## Written request
Copy out the whole listing exactly as written, leaving the pictures behind.
::: Data supplied :::
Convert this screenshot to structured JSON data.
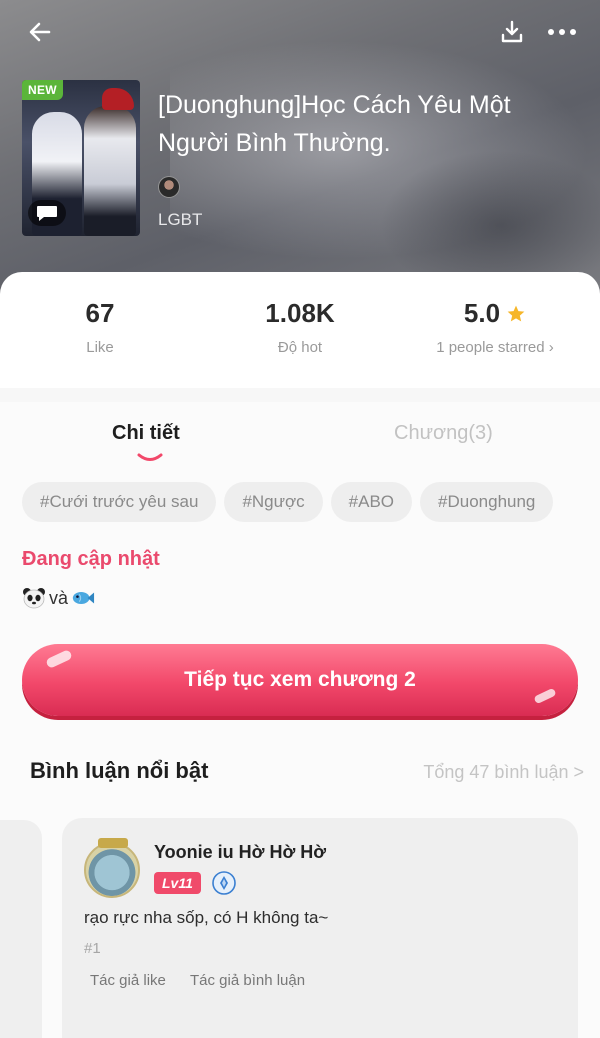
{
  "header": {
    "title": "[Duonghung]Học Cách Yêu Một Người Bình Thường.",
    "genre": "LGBT",
    "new_badge": "NEW"
  },
  "icons": {
    "back": "arrow-left-icon",
    "download": "download-icon",
    "more": "more-dots-icon",
    "chat": "chat-bubble-icon",
    "star": "star-icon"
  },
  "stats": {
    "likes": {
      "value": "67",
      "label": "Like"
    },
    "hot": {
      "value": "1.08K",
      "label": "Độ hot"
    },
    "rating": {
      "value": "5.0",
      "label": "1 people starred ›"
    }
  },
  "tabs": [
    {
      "label": "Chi tiết",
      "active": true
    },
    {
      "label": "Chương(3)",
      "active": false
    }
  ],
  "tags": [
    "#Cưới trước yêu sau",
    "#Ngược",
    "#ABO",
    "#Duonghung"
  ],
  "status": "Đang cập nhật",
  "description": {
    "text": "và"
  },
  "continue_button": "Tiếp tục xem chương 2",
  "comments": {
    "title": "Bình luận nổi bật",
    "total": "Tổng 47 bình luận >",
    "items": [
      {
        "username": "Yoonie iu Hờ Hờ Hờ",
        "level": "Lv11",
        "text": "rạo rực nha sốp, có H không ta~",
        "index": "#1",
        "meta_like": "Tác giả like",
        "meta_comment": "Tác giả bình luận"
      }
    ]
  },
  "colors": {
    "accent": "#f2486a",
    "status": "#ea4a6d",
    "star": "#f6b629"
  }
}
:::
## Task output
Convert this screenshot to structured JSON data.
{
  "header": {
    "title": "[Duonghung]Học Cách Yêu Một Người Bình Thường.",
    "genre": "LGBT",
    "new_badge": "NEW"
  },
  "icons": {
    "back": "arrow-left-icon",
    "download": "download-icon",
    "more": "more-dots-icon",
    "chat": "chat-bubble-icon",
    "star": "star-icon"
  },
  "stats": {
    "likes": {
      "value": "67",
      "label": "Like"
    },
    "hot": {
      "value": "1.08K",
      "label": "Độ hot"
    },
    "rating": {
      "value": "5.0",
      "label": "1 people starred ›"
    }
  },
  "tabs": [
    {
      "label": "Chi tiết",
      "active": true
    },
    {
      "label": "Chương(3)",
      "active": false
    }
  ],
  "tags": [
    "#Cưới trước yêu sau",
    "#Ngược",
    "#ABO",
    "#Duonghung"
  ],
  "status": "Đang cập nhật",
  "description": {
    "text": "và"
  },
  "continue_button": "Tiếp tục xem chương 2",
  "comments": {
    "title": "Bình luận nổi bật",
    "total": "Tổng 47 bình luận >",
    "items": [
      {
        "username": "Yoonie iu Hờ Hờ Hờ",
        "level": "Lv11",
        "text": "rạo rực nha sốp, có H không ta~",
        "index": "#1",
        "meta_like": "Tác giả like",
        "meta_comment": "Tác giả bình luận"
      }
    ]
  },
  "colors": {
    "accent": "#f2486a",
    "status": "#ea4a6d",
    "star": "#f6b629"
  }
}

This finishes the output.